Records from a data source
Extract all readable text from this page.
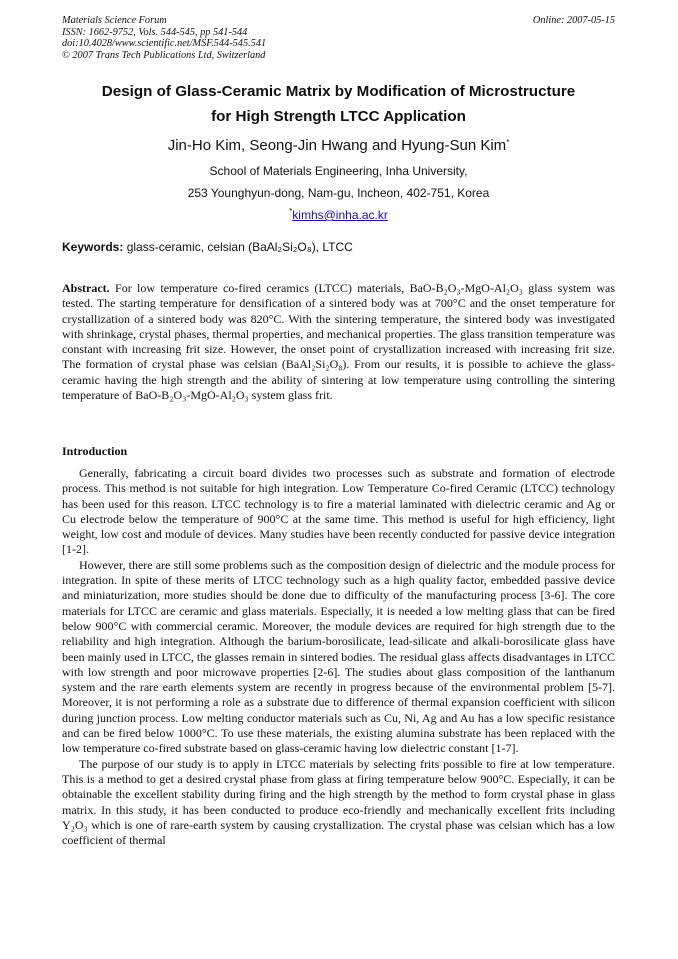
Materials Science Forum
ISSN: 1662-9752, Vols. 544-545, pp 541-544
doi:10.4028/www.scientific.net/MSF.544-545.541
© 2007 Trans Tech Publications Ltd, Switzerland
Online: 2007-05-15
Design of Glass-Ceramic Matrix by Modification of Microstructure
for High Strength LTCC Application
Jin-Ho Kim, Seong-Jin Hwang and Hyung-Sun Kim*
School of Materials Engineering, Inha University,
253 Younghyun-dong, Nam-gu, Incheon, 402-751, Korea
*kimhs@inha.ac.kr
Keywords: glass-ceramic, celsian (BaAl₂Si₂O₈), LTCC

Abstract. For low temperature co-fired ceramics (LTCC) materials, BaO-B₂O₃-MgO-Al₂O₃ glass system was tested. The starting temperature for densification of a sintered body was at 700°C and the onset temperature for crystallization of a sintered body was 820°C. With the sintering temperature, the sintered body was investigated with shrinkage, crystal phases, thermal properties, and mechanical properties. The glass transition temperature was constant with increasing frit size. However, the onset point of crystallization increased with increasing frit size. The formation of crystal phase was celsian (BaAl₂Si₂O₈). From our results, it is possible to achieve the glass-ceramic having the high strength and the ability of sintering at low temperature using controlling the sintering temperature of BaO-B₂O₃-MgO-Al₂O₃ system glass frit.

Introduction

Generally, fabricating a circuit board divides two processes such as substrate and formation of electrode process. This method is not suitable for high integration. Low Temperature Co-fired Ceramic (LTCC) technology has been used for this reason. LTCC technology is to fire a material laminated with dielectric ceramic and Ag or Cu electrode below the temperature of 900°C at the same time. This method is useful for high efficiency, light weight, low cost and module of devices. Many studies have been recently conducted for passive device integration [1-2].

However, there are still some problems such as the composition design of dielectric and the module process for integration. In spite of these merits of LTCC technology such as a high quality factor, embedded passive device and miniaturization, more studies should be done due to difficulty of the manufacturing process [3-6]. The core materials for LTCC are ceramic and glass materials. Especially, it is needed a low melting glass that can be fired below 900°C with commercial ceramic. Moreover, the module devices are required for high strength due to the reliability and high integration. Although the barium-borosilicate, lead-silicate and alkali-borosilicate glass have been mainly used in LTCC, the glasses remain in sintered bodies. The residual glass affects disadvantages in LTCC with low strength and poor microwave properties [2-6]. The studies about glass composition of the lanthanum system and the rare earth elements system are recently in progress because of the environmental problem [5-7]. Moreover, it is not performing a role as a substrate due to difference of thermal expansion coefficient with silicon during junction process. Low melting conductor materials such as Cu, Ni, Ag and Au has a low specific resistance and can be fired below 1000°C. To use these materials, the existing alumina substrate has been replaced with the low temperature co-fired substrate based on glass-ceramic having low dielectric constant [1-7].

The purpose of our study is to apply in LTCC materials by selecting frits possible to fire at low temperature. This is a method to get a desired crystal phase from glass at firing temperature below 900°C. Especially, it can be obtainable the excellent stability during firing and the high strength by the method to form crystal phase in glass matrix. In this study, it has been conducted to produce eco-friendly and mechanically excellent frits including Y₂O₃ which is one of rare-earth system by causing crystallization. The crystal phase was celsian which has a low coefficient of thermal
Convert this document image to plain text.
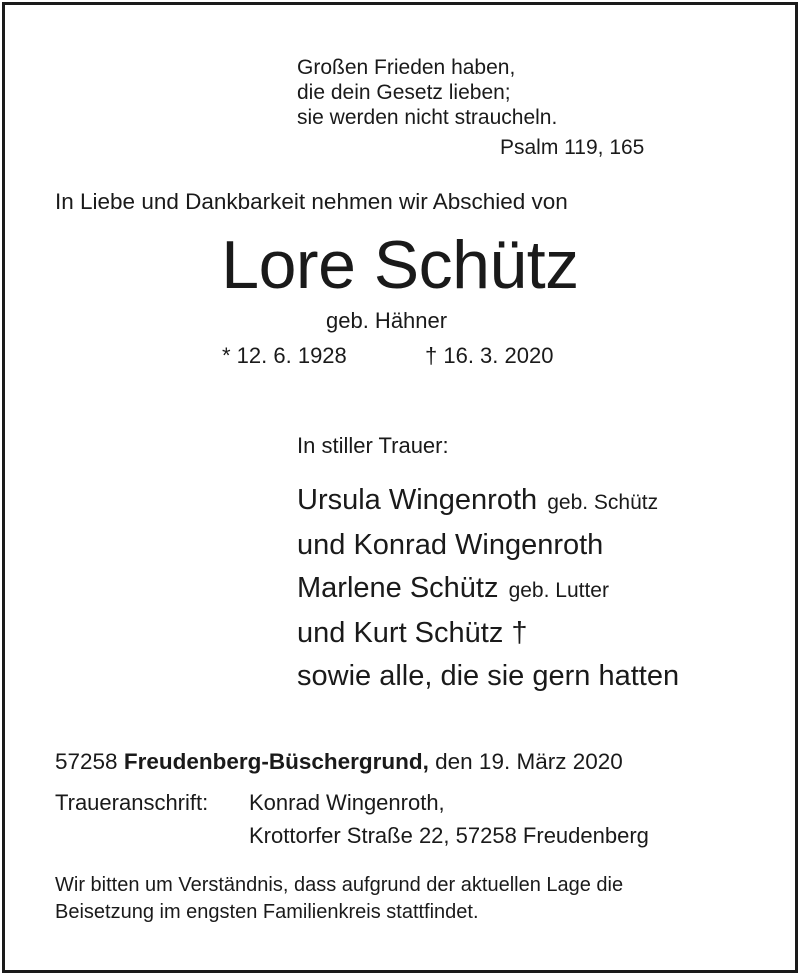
Großen Frieden haben,
die dein Gesetz lieben;
sie werden nicht straucheln.
Psalm 119, 165
In Liebe und Dankbarkeit nehmen wir Abschied von
Lore Schütz
geb. Hähner
* 12. 6. 1928	† 16. 3. 2020
In stiller Trauer:
Ursula Wingenroth geb. Schütz
und Konrad Wingenroth
Marlene Schütz geb. Lutter
und Kurt Schütz †
sowie alle, die sie gern hatten
57258 Freudenberg-Büschergrund, den 19. März 2020
Traueranschrift: Konrad Wingenroth,
Krottorfer Straße 22, 57258 Freudenberg
Wir bitten um Verständnis, dass aufgrund der aktuellen Lage die
Beisetzung im engsten Familienkreis stattfindet.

- _Task_:
Show every line of the listing in which the string "text" can be found.

- _Solution to this exercise_:
Extract all readable text from this page.
Convert this document image to plain text.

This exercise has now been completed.